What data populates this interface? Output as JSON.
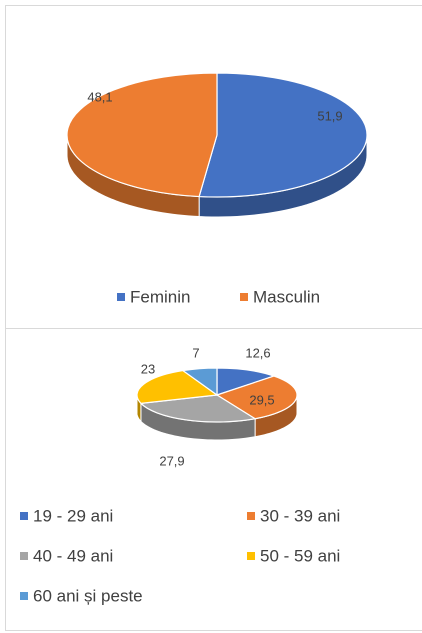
{
  "chart_data": [
    {
      "type": "pie",
      "categories": [
        "Feminin",
        "Masculin"
      ],
      "values": [
        51.9,
        48.1
      ],
      "value_labels": [
        "51,9",
        "48,1"
      ],
      "colors": [
        "#4472c4",
        "#ed7d31"
      ],
      "legend": "bottom"
    },
    {
      "type": "pie",
      "categories": [
        "19 - 29 ani",
        "30 - 39 ani",
        "40 - 49 ani",
        "50 - 59 ani",
        "60 ani și peste"
      ],
      "values": [
        12.6,
        29.5,
        27.9,
        23,
        7
      ],
      "value_labels": [
        "12,6",
        "29,5",
        "27,9",
        "23",
        "7"
      ],
      "colors": [
        "#4472c4",
        "#ed7d31",
        "#a5a5a5",
        "#ffc000",
        "#5b9bd5"
      ],
      "legend": "bottom"
    }
  ]
}
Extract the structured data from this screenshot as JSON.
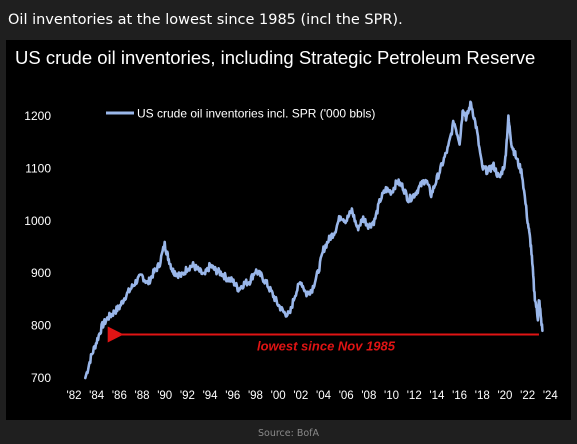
{
  "caption": "Oil inventories at the lowest since 1985 (incl the SPR).",
  "source": "Source: BofA",
  "colors": {
    "background": "#1f1f1f",
    "chart_background": "#000000",
    "series_line": "#9ab7ea",
    "annotation": "#e01414",
    "axis_text": "#ffffff"
  },
  "chart_data": {
    "type": "line",
    "title": "US crude oil inventories, including Strategic Petroleum Reserve",
    "xlabel": "",
    "ylabel": "",
    "xlim": [
      1982,
      2024.5
    ],
    "ylim": [
      700,
      1240
    ],
    "grid": false,
    "legend": "top-left",
    "x_ticks": [
      "'82",
      "'84",
      "'86",
      "'88",
      "'90",
      "'92",
      "'94",
      "'96",
      "'98",
      "'00",
      "'02",
      "'04",
      "'06",
      "'08",
      "'10",
      "'12",
      "'14",
      "'16",
      "'18",
      "'20",
      "'22",
      "'24"
    ],
    "x_tick_values": [
      1982,
      1984,
      1986,
      1988,
      1990,
      1992,
      1994,
      1996,
      1998,
      2000,
      2002,
      2004,
      2006,
      2008,
      2010,
      2012,
      2014,
      2016,
      2018,
      2020,
      2022,
      2024
    ],
    "y_ticks": [
      700,
      800,
      900,
      1000,
      1100,
      1200
    ],
    "series": [
      {
        "name": "US crude oil inventories incl. SPR ('000 bbls)",
        "color": "#9ab7ea",
        "x": [
          1983.0,
          1983.5,
          1984.0,
          1984.5,
          1985.0,
          1985.5,
          1986.0,
          1986.5,
          1987.0,
          1987.5,
          1988.0,
          1988.5,
          1989.0,
          1989.5,
          1990.0,
          1990.3,
          1990.7,
          1991.0,
          1991.5,
          1992.0,
          1992.5,
          1993.0,
          1993.5,
          1994.0,
          1994.5,
          1995.0,
          1995.5,
          1996.0,
          1996.5,
          1997.0,
          1997.5,
          1998.0,
          1998.5,
          1999.0,
          1999.5,
          2000.0,
          2000.5,
          2001.0,
          2001.5,
          2002.0,
          2002.5,
          2003.0,
          2003.5,
          2004.0,
          2004.5,
          2005.0,
          2005.5,
          2006.0,
          2006.5,
          2007.0,
          2007.5,
          2008.0,
          2008.5,
          2009.0,
          2009.5,
          2010.0,
          2010.5,
          2011.0,
          2011.5,
          2012.0,
          2012.5,
          2013.0,
          2013.5,
          2014.0,
          2014.5,
          2015.0,
          2015.5,
          2016.0,
          2016.3,
          2016.6,
          2017.0,
          2017.5,
          2018.0,
          2018.5,
          2019.0,
          2019.5,
          2020.0,
          2020.3,
          2020.6,
          2021.0,
          2021.5,
          2022.0,
          2022.3,
          2022.6,
          2022.9,
          2023.0,
          2023.3
        ],
        "y": [
          700,
          740,
          770,
          800,
          815,
          825,
          835,
          855,
          870,
          885,
          895,
          880,
          900,
          915,
          955,
          930,
          905,
          900,
          895,
          910,
          915,
          905,
          895,
          915,
          905,
          900,
          890,
          885,
          870,
          880,
          885,
          905,
          895,
          880,
          860,
          840,
          825,
          820,
          860,
          885,
          860,
          870,
          900,
          945,
          965,
          980,
          1010,
          1000,
          1020,
          985,
          1005,
          990,
          1000,
          1040,
          1060,
          1055,
          1075,
          1065,
          1040,
          1050,
          1065,
          1080,
          1050,
          1080,
          1110,
          1140,
          1190,
          1150,
          1215,
          1195,
          1225,
          1175,
          1100,
          1095,
          1105,
          1080,
          1110,
          1195,
          1145,
          1120,
          1090,
          1000,
          950,
          860,
          815,
          850,
          790
        ]
      }
    ],
    "annotations": [
      {
        "text": "lowest since Nov 1985",
        "x_start": 2023.0,
        "x_end": 1985.5,
        "y": 785,
        "color": "#e01414",
        "type": "arrow"
      }
    ]
  }
}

--

WHAT THE TASK REQUIRES =>
Copy out all the data exactly; skip the pictures.

TASK ANSWER =>
What data populates this interface? Output as JSON.
{
  "chart_data": [
    {
      "type": "pie",
      "categories": [
        "Feminin",
        "Masculin"
      ],
      "values": [
        51.9,
        48.1
      ],
      "value_labels": [
        "51,9",
        "48,1"
      ],
      "colors": [
        "#4472c4",
        "#ed7d31"
      ],
      "legend": "bottom"
    },
    {
      "type": "pie",
      "categories": [
        "19 - 29 ani",
        "30 - 39 ani",
        "40 - 49 ani",
        "50 - 59 ani",
        "60 ani și peste"
      ],
      "values": [
        12.6,
        29.5,
        27.9,
        23,
        7
      ],
      "value_labels": [
        "12,6",
        "29,5",
        "27,9",
        "23",
        "7"
      ],
      "colors": [
        "#4472c4",
        "#ed7d31",
        "#a5a5a5",
        "#ffc000",
        "#5b9bd5"
      ],
      "legend": "bottom"
    }
  ]
}
Extract the structured data from this screenshot as JSON.
{
  "caption": "Oil inventories at the lowest since 1985 (incl the SPR).",
  "source": "Source: BofA",
  "colors": {
    "background": "#1f1f1f",
    "chart_background": "#000000",
    "series_line": "#9ab7ea",
    "annotation": "#e01414",
    "axis_text": "#ffffff"
  },
  "chart_data": {
    "type": "line",
    "title": "US crude oil inventories, including Strategic Petroleum Reserve",
    "xlabel": "",
    "ylabel": "",
    "xlim": [
      1982,
      2024.5
    ],
    "ylim": [
      700,
      1240
    ],
    "grid": false,
    "legend": "top-left",
    "x_ticks": [
      "'82",
      "'84",
      "'86",
      "'88",
      "'90",
      "'92",
      "'94",
      "'96",
      "'98",
      "'00",
      "'02",
      "'04",
      "'06",
      "'08",
      "'10",
      "'12",
      "'14",
      "'16",
      "'18",
      "'20",
      "'22",
      "'24"
    ],
    "x_tick_values": [
      1982,
      1984,
      1986,
      1988,
      1990,
      1992,
      1994,
      1996,
      1998,
      2000,
      2002,
      2004,
      2006,
      2008,
      2010,
      2012,
      2014,
      2016,
      2018,
      2020,
      2022,
      2024
    ],
    "y_ticks": [
      700,
      800,
      900,
      1000,
      1100,
      1200
    ],
    "series": [
      {
        "name": "US crude oil inventories incl. SPR ('000 bbls)",
        "color": "#9ab7ea",
        "x": [
          1983.0,
          1983.5,
          1984.0,
          1984.5,
          1985.0,
          1985.5,
          1986.0,
          1986.5,
          1987.0,
          1987.5,
          1988.0,
          1988.5,
          1989.0,
          1989.5,
          1990.0,
          1990.3,
          1990.7,
          1991.0,
          1991.5,
          1992.0,
          1992.5,
          1993.0,
          1993.5,
          1994.0,
          1994.5,
          1995.0,
          1995.5,
          1996.0,
          1996.5,
          1997.0,
          1997.5,
          1998.0,
          1998.5,
          1999.0,
          1999.5,
          2000.0,
          2000.5,
          2001.0,
          2001.5,
          2002.0,
          2002.5,
          2003.0,
          2003.5,
          2004.0,
          2004.5,
          2005.0,
          2005.5,
          2006.0,
          2006.5,
          2007.0,
          2007.5,
          2008.0,
          2008.5,
          2009.0,
          2009.5,
          2010.0,
          2010.5,
          2011.0,
          2011.5,
          2012.0,
          2012.5,
          2013.0,
          2013.5,
          2014.0,
          2014.5,
          2015.0,
          2015.5,
          2016.0,
          2016.3,
          2016.6,
          2017.0,
          2017.5,
          2018.0,
          2018.5,
          2019.0,
          2019.5,
          2020.0,
          2020.3,
          2020.6,
          2021.0,
          2021.5,
          2022.0,
          2022.3,
          2022.6,
          2022.9,
          2023.0,
          2023.3
        ],
        "y": [
          700,
          740,
          770,
          800,
          815,
          825,
          835,
          855,
          870,
          885,
          895,
          880,
          900,
          915,
          955,
          930,
          905,
          900,
          895,
          910,
          915,
          905,
          895,
          915,
          905,
          900,
          890,
          885,
          870,
          880,
          885,
          905,
          895,
          880,
          860,
          840,
          825,
          820,
          860,
          885,
          860,
          870,
          900,
          945,
          965,
          980,
          1010,
          1000,
          1020,
          985,
          1005,
          990,
          1000,
          1040,
          1060,
          1055,
          1075,
          1065,
          1040,
          1050,
          1065,
          1080,
          1050,
          1080,
          1110,
          1140,
          1190,
          1150,
          1215,
          1195,
          1225,
          1175,
          1100,
          1095,
          1105,
          1080,
          1110,
          1195,
          1145,
          1120,
          1090,
          1000,
          950,
          860,
          815,
          850,
          790
        ]
      }
    ],
    "annotations": [
      {
        "text": "lowest since Nov 1985",
        "x_start": 2023.0,
        "x_end": 1985.5,
        "y": 785,
        "color": "#e01414",
        "type": "arrow"
      }
    ]
  }
}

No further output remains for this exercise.